-- BEGIN --
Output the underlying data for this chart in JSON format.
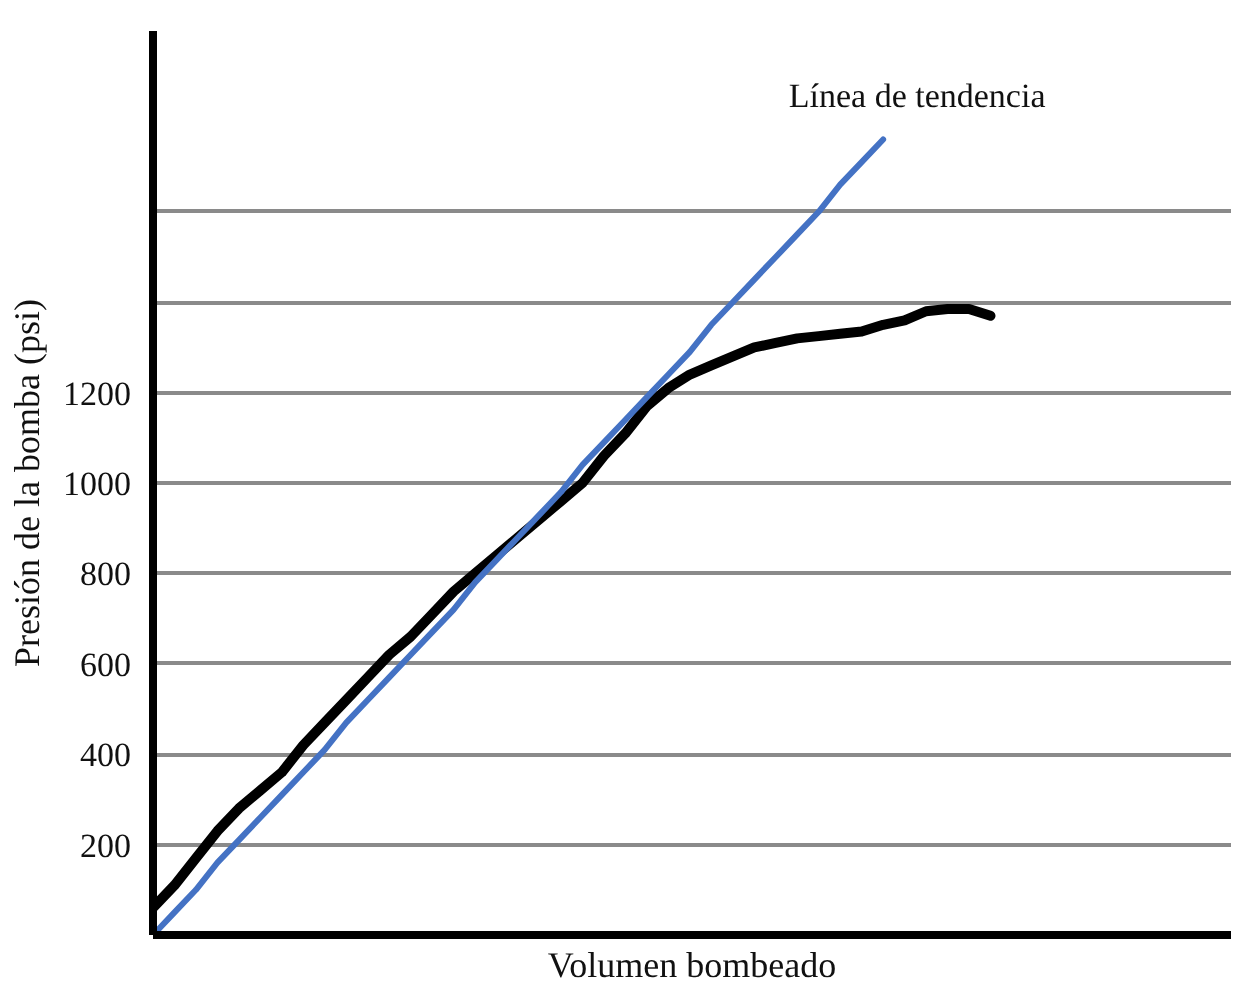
{
  "chart_data": {
    "type": "line",
    "xlabel": "Volumen bombeado",
    "ylabel": "Presión de la bomba (psi)",
    "categories": [
      null,
      null,
      null,
      null,
      null,
      null,
      null,
      null,
      null,
      null,
      null,
      null,
      null,
      null,
      null,
      null,
      null,
      null,
      null,
      null,
      null,
      null,
      null,
      null,
      null,
      null,
      null,
      null,
      null,
      null,
      null,
      null,
      null,
      null,
      null,
      null,
      null,
      null,
      null,
      null
    ],
    "series": [
      {
        "color": "#000000",
        "values": [
          60,
          110,
          170,
          230,
          280,
          320,
          360,
          420,
          470,
          520,
          570,
          620,
          660,
          710,
          760,
          800,
          840,
          880,
          920,
          960,
          1000,
          1060,
          1110,
          1170,
          1210,
          1240,
          1260,
          1280,
          1300,
          1310,
          1320,
          1325,
          1330,
          1335,
          1350,
          1360,
          1380,
          1385,
          1385,
          1370
        ]
      },
      {
        "name": "Línea de tendencia",
        "color": "#4472c4",
        "values": [
          0,
          50,
          100,
          160,
          210,
          260,
          310,
          360,
          410,
          470,
          520,
          570,
          620,
          670,
          720,
          780,
          830,
          880,
          930,
          980,
          1040,
          1090,
          1140,
          1190,
          1240,
          1290,
          1350,
          1400,
          1450,
          1500,
          1550,
          1600,
          1660,
          1710,
          1760,
          null,
          null,
          null,
          null,
          null
        ]
      }
    ],
    "ylim": [
      0,
      2000
    ],
    "yticks": [
      200,
      400,
      600,
      800,
      1000,
      1200,
      {
        "value": 1400,
        "label": null
      },
      {
        "value": 1600,
        "label": null
      }
    ],
    "grid": "y",
    "tick_labels": "y",
    "marker": "none",
    "line_style": "solid"
  }
}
-- END --
Nothing but the pictures may be dropped; output the records above exactly.

**FINAL RESULT**.
Output the underlying data for this chart in JSON format.
{
  "chart_data": {
    "type": "line",
    "xlabel": "Volumen bombeado",
    "ylabel": "Presión de la bomba (psi)",
    "categories": [
      null,
      null,
      null,
      null,
      null,
      null,
      null,
      null,
      null,
      null,
      null,
      null,
      null,
      null,
      null,
      null,
      null,
      null,
      null,
      null,
      null,
      null,
      null,
      null,
      null,
      null,
      null,
      null,
      null,
      null,
      null,
      null,
      null,
      null,
      null,
      null,
      null,
      null,
      null,
      null
    ],
    "series": [
      {
        "color": "#000000",
        "values": [
          60,
          110,
          170,
          230,
          280,
          320,
          360,
          420,
          470,
          520,
          570,
          620,
          660,
          710,
          760,
          800,
          840,
          880,
          920,
          960,
          1000,
          1060,
          1110,
          1170,
          1210,
          1240,
          1260,
          1280,
          1300,
          1310,
          1320,
          1325,
          1330,
          1335,
          1350,
          1360,
          1380,
          1385,
          1385,
          1370
        ]
      },
      {
        "name": "Línea de tendencia",
        "color": "#4472c4",
        "values": [
          0,
          50,
          100,
          160,
          210,
          260,
          310,
          360,
          410,
          470,
          520,
          570,
          620,
          670,
          720,
          780,
          830,
          880,
          930,
          980,
          1040,
          1090,
          1140,
          1190,
          1240,
          1290,
          1350,
          1400,
          1450,
          1500,
          1550,
          1600,
          1660,
          1710,
          1760,
          null,
          null,
          null,
          null,
          null
        ]
      }
    ],
    "ylim": [
      0,
      2000
    ],
    "yticks": [
      200,
      400,
      600,
      800,
      1000,
      1200,
      {
        "value": 1400,
        "label": null
      },
      {
        "value": 1600,
        "label": null
      }
    ],
    "grid": "y",
    "tick_labels": "y",
    "marker": "none",
    "line_style": "solid"
  }
}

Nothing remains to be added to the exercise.